PROVIDED DATA:
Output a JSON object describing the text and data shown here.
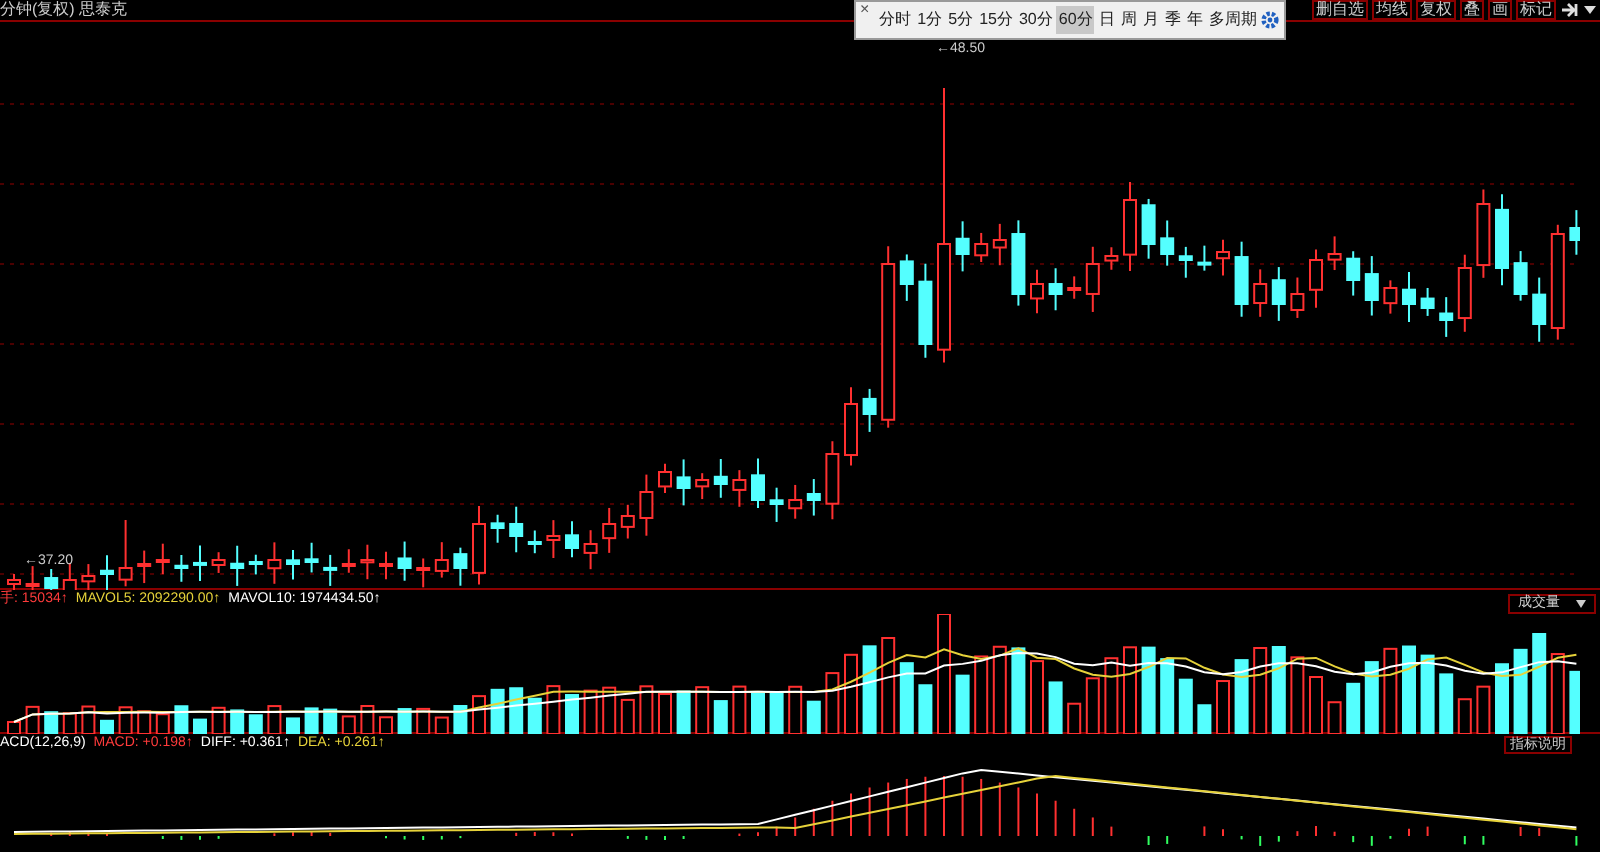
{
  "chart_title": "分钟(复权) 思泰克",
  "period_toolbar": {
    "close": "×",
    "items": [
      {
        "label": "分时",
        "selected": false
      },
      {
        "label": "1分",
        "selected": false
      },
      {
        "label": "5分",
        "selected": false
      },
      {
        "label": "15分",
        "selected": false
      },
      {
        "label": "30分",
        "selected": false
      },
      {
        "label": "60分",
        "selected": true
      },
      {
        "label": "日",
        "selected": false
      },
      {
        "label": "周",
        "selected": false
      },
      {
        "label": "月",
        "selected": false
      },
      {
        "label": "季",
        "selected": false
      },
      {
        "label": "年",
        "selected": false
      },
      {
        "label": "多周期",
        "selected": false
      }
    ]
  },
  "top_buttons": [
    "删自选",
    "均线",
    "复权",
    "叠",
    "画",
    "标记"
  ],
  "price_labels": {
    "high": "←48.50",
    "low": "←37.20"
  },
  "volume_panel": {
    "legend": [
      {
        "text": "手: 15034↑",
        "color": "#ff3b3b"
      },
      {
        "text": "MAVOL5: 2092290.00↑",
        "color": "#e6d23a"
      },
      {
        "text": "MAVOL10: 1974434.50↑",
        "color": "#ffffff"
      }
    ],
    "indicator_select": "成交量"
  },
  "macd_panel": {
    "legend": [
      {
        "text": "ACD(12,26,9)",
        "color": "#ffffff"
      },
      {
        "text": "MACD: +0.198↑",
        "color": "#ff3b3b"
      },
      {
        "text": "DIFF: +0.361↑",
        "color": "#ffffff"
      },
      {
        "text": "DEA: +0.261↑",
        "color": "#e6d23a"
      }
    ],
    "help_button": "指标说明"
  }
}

* * *

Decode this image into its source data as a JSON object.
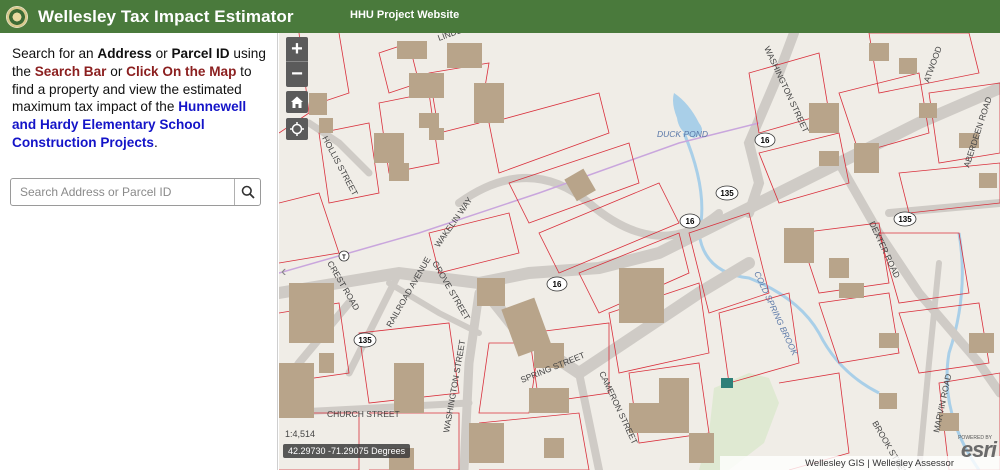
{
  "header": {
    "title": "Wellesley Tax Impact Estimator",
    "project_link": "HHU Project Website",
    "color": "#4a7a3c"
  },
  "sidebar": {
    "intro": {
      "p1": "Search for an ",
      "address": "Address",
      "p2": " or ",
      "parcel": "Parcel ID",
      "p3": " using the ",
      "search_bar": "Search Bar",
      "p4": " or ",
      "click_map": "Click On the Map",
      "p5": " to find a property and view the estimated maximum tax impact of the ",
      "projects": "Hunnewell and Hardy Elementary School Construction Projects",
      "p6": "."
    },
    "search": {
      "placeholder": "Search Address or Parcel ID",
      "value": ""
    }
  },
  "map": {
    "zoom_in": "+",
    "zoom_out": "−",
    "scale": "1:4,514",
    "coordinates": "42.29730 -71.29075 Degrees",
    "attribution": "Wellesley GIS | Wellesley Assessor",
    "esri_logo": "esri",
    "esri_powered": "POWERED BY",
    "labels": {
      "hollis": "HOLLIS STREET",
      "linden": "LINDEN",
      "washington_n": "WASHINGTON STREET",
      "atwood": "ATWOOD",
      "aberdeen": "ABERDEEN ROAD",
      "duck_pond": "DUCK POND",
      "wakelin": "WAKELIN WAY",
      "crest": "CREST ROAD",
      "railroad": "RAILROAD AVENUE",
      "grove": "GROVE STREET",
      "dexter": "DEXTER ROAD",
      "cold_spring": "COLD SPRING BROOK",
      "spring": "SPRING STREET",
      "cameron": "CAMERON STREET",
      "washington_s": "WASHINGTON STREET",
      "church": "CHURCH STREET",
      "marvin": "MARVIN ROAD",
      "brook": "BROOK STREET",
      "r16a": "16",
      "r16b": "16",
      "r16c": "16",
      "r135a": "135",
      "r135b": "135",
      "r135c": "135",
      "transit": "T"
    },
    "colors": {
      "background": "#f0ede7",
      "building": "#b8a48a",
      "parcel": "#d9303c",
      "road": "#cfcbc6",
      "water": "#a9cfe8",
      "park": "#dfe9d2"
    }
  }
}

EXERCISE DETAILS: Among the lines of the data, identify those with the word "Wellesley". Copy each of them.

TASK RESULT:
    "title": "Wellesley Tax Impact Estimator",
    "attribution": "Wellesley GIS | Wellesley Assessor",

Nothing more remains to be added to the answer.